> Written request
Identify each line holding the string "this" and copy it.

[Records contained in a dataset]

......

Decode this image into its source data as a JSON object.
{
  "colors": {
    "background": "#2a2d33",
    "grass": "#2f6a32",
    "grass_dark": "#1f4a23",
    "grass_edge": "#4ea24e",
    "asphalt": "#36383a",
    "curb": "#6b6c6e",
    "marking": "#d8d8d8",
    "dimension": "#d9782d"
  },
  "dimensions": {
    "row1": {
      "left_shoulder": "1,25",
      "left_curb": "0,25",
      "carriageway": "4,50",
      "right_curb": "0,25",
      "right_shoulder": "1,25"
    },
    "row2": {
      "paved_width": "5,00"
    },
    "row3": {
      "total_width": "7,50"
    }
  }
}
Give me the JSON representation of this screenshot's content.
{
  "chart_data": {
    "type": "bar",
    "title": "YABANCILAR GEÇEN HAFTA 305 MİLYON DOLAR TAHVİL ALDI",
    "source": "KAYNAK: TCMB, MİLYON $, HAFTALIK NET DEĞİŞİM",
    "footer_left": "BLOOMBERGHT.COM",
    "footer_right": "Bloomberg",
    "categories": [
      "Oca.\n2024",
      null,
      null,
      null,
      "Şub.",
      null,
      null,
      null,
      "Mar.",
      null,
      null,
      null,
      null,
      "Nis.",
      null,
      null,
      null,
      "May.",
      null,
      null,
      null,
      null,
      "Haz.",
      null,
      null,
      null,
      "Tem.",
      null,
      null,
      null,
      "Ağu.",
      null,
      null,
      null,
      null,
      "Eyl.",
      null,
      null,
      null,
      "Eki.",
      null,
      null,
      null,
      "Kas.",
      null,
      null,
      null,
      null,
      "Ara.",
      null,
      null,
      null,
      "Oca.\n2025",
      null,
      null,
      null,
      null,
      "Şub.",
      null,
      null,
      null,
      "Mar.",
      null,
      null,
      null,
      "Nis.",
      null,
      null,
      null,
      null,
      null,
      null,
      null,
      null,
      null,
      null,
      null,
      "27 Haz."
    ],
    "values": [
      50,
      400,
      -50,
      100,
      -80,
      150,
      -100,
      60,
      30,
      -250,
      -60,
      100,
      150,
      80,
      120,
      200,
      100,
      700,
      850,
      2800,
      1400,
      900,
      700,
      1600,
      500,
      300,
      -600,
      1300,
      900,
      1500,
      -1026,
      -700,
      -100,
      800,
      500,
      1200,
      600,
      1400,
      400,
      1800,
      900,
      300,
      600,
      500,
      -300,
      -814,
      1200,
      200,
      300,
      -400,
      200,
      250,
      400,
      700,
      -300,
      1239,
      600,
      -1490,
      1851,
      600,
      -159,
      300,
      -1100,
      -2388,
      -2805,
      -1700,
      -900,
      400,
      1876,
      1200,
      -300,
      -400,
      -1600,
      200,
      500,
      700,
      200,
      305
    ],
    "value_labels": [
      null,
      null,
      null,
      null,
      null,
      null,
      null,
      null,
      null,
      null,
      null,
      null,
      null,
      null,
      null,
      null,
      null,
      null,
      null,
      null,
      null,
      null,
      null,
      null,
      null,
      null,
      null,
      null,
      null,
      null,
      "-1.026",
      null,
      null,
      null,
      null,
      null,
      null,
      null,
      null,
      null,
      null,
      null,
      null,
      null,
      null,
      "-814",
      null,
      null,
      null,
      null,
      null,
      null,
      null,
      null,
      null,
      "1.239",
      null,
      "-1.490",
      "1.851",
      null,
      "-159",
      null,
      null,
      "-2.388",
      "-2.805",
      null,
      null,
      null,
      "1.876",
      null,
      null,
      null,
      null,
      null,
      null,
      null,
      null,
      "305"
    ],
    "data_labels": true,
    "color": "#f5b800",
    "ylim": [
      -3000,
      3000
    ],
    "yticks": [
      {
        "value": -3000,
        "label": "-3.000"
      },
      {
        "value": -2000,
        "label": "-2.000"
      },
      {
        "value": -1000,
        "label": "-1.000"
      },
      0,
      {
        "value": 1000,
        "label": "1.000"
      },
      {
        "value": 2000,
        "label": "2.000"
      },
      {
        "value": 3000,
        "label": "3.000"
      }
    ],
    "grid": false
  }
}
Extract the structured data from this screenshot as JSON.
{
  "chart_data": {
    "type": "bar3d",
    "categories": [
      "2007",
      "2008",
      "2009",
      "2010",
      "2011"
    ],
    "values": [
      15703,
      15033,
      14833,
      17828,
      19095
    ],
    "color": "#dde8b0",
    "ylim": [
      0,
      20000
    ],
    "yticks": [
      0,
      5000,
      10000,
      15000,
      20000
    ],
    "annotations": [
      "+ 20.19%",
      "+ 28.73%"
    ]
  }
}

......

> Expected answer
Decode this image into its source data as a JSON object.
Give me the JSON representation of this screenshot's content.
Extract the structured data from this screenshot as JSON.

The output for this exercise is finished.